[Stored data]
====================
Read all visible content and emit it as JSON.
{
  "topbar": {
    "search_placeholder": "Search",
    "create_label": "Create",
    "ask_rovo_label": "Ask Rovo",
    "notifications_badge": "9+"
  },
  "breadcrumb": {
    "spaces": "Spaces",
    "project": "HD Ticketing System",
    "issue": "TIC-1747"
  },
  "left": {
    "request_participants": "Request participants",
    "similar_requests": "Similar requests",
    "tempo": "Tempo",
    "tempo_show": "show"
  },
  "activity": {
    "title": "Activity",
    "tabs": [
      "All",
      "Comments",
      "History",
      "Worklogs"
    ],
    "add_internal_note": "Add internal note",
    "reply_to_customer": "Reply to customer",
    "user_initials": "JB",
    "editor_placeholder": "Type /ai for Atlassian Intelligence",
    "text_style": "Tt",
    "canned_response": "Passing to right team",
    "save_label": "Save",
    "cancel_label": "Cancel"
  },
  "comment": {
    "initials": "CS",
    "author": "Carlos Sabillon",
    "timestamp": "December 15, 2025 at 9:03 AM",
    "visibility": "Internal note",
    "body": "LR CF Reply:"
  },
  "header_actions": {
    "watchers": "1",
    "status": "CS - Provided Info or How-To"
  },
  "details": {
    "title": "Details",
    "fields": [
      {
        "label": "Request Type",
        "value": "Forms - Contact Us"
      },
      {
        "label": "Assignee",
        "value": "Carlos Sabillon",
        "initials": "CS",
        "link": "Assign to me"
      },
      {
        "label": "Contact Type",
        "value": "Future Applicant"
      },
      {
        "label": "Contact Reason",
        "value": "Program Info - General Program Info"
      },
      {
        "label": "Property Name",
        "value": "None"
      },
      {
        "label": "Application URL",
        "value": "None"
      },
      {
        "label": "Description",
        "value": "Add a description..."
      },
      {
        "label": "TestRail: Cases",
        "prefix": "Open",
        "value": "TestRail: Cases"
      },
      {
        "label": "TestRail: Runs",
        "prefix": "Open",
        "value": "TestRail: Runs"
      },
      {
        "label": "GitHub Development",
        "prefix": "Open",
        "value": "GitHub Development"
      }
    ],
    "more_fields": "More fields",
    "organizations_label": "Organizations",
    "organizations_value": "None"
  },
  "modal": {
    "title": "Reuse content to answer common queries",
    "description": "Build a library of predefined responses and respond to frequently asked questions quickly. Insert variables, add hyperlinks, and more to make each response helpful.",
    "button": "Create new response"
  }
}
====================
Request: Exact copies of all the records are required.

Answer:
Read all visible content and emit it as JSON.
{
  "topbar": {
    "search_placeholder": "Search",
    "create_label": "Create",
    "ask_rovo_label": "Ask Rovo",
    "notifications_badge": "9+"
  },
  "breadcrumb": {
    "spaces": "Spaces",
    "project": "HD Ticketing System",
    "issue": "TIC-1747"
  },
  "left": {
    "request_participants": "Request participants",
    "similar_requests": "Similar requests",
    "tempo": "Tempo",
    "tempo_show": "show"
  },
  "activity": {
    "title": "Activity",
    "tabs": [
      "All",
      "Comments",
      "History",
      "Worklogs"
    ],
    "add_internal_note": "Add internal note",
    "reply_to_customer": "Reply to customer",
    "user_initials": "JB",
    "editor_placeholder": "Type /ai for Atlassian Intelligence",
    "text_style": "Tt",
    "canned_response": "Passing to right team",
    "save_label": "Save",
    "cancel_label": "Cancel"
  },
  "comment": {
    "initials": "CS",
    "author": "Carlos Sabillon",
    "timestamp": "December 15, 2025 at 9:03 AM",
    "visibility": "Internal note",
    "body": "LR CF Reply:"
  },
  "header_actions": {
    "watchers": "1",
    "status": "CS - Provided Info or How-To"
  },
  "details": {
    "title": "Details",
    "fields": [
      {
        "label": "Request Type",
        "value": "Forms - Contact Us"
      },
      {
        "label": "Assignee",
        "value": "Carlos Sabillon",
        "initials": "CS",
        "link": "Assign to me"
      },
      {
        "label": "Contact Type",
        "value": "Future Applicant"
      },
      {
        "label": "Contact Reason",
        "value": "Program Info - General Program Info"
      },
      {
        "label": "Property Name",
        "value": "None"
      },
      {
        "label": "Application URL",
        "value": "None"
      },
      {
        "label": "Description",
        "value": "Add a description..."
      },
      {
        "label": "TestRail: Cases",
        "prefix": "Open",
        "value": "TestRail: Cases"
      },
      {
        "label": "TestRail: Runs",
        "prefix": "Open",
        "value": "TestRail: Runs"
      },
      {
        "label": "GitHub Development",
        "prefix": "Open",
        "value": "GitHub Development"
      }
    ],
    "more_fields": "More fields",
    "organizations_label": "Organizations",
    "organizations_value": "None"
  },
  "modal": {
    "title": "Reuse content to answer common queries",
    "description": "Build a library of predefined responses and respond to frequently asked questions quickly. Insert variables, add hyperlinks, and more to make each response helpful.",
    "button": "Create new response"
  }
}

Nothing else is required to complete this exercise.